**REQUIREMENTS:** Output the line that contains "What's the underlying" and every line after it to the end of the entries, with nothing added or left out.

-- Start of RECORDS FOR PROCESSING --

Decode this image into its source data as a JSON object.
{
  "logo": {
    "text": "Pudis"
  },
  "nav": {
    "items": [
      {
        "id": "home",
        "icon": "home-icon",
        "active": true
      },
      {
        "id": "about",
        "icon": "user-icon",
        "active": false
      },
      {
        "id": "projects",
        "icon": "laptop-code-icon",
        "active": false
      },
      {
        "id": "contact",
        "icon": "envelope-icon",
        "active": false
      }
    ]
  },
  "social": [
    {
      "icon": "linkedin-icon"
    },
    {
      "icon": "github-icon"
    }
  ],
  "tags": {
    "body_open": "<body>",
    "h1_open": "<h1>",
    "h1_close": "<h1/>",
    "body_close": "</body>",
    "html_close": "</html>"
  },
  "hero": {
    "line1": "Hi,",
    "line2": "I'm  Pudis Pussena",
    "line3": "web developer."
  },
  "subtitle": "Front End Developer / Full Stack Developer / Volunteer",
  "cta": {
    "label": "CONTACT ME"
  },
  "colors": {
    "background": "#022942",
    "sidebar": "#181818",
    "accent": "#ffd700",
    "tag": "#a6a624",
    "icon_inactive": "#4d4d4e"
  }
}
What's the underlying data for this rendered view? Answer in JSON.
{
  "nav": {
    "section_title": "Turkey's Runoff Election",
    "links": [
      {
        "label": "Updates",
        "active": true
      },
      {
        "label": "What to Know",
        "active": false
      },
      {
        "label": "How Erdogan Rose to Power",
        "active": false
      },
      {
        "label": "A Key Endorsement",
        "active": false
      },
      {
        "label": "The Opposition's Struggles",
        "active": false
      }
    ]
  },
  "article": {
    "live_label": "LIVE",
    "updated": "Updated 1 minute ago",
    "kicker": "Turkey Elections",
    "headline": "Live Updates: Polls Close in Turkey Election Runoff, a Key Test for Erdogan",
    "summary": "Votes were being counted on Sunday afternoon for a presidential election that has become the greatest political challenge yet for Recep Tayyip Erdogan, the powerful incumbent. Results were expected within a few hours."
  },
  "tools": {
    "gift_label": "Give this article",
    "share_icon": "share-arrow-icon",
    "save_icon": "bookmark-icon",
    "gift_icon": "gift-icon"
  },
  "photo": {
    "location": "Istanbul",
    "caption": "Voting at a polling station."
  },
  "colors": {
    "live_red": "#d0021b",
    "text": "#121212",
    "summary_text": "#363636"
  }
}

-- End of RECORDS FOR PROCESSING --

**FULL OUTPUT:**
What's the underlying data for this rendered view? Answer in JSON.
{
  "nav": {
    "section_title": "Turkey's Runoff Election",
    "links": [
      {
        "label": "Updates",
        "active": true
      },
      {
        "label": "What to Know",
        "active": false
      },
      {
        "label": "How Erdogan Rose to Power",
        "active": false
      },
      {
        "label": "A Key Endorsement",
        "active": false
      },
      {
        "label": "The Opposition's Struggles",
        "active": false
      }
    ]
  },
  "article": {
    "live_label": "LIVE",
    "updated": "Updated 1 minute ago",
    "kicker": "Turkey Elections",
    "headline": "Live Updates: Polls Close in Turkey Election Runoff, a Key Test for Erdogan",
    "summary": "Votes were being counted on Sunday afternoon for a presidential election that has become the greatest political challenge yet for Recep Tayyip Erdogan, the powerful incumbent. Results were expected within a few hours."
  },
  "tools": {
    "gift_label": "Give this article",
    "share_icon": "share-arrow-icon",
    "save_icon": "bookmark-icon",
    "gift_icon": "gift-icon"
  },
  "photo": {
    "location": "Istanbul",
    "caption": "Voting at a polling station."
  },
  "colors": {
    "live_red": "#d0021b",
    "text": "#121212",
    "summary_text": "#363636"
  }
}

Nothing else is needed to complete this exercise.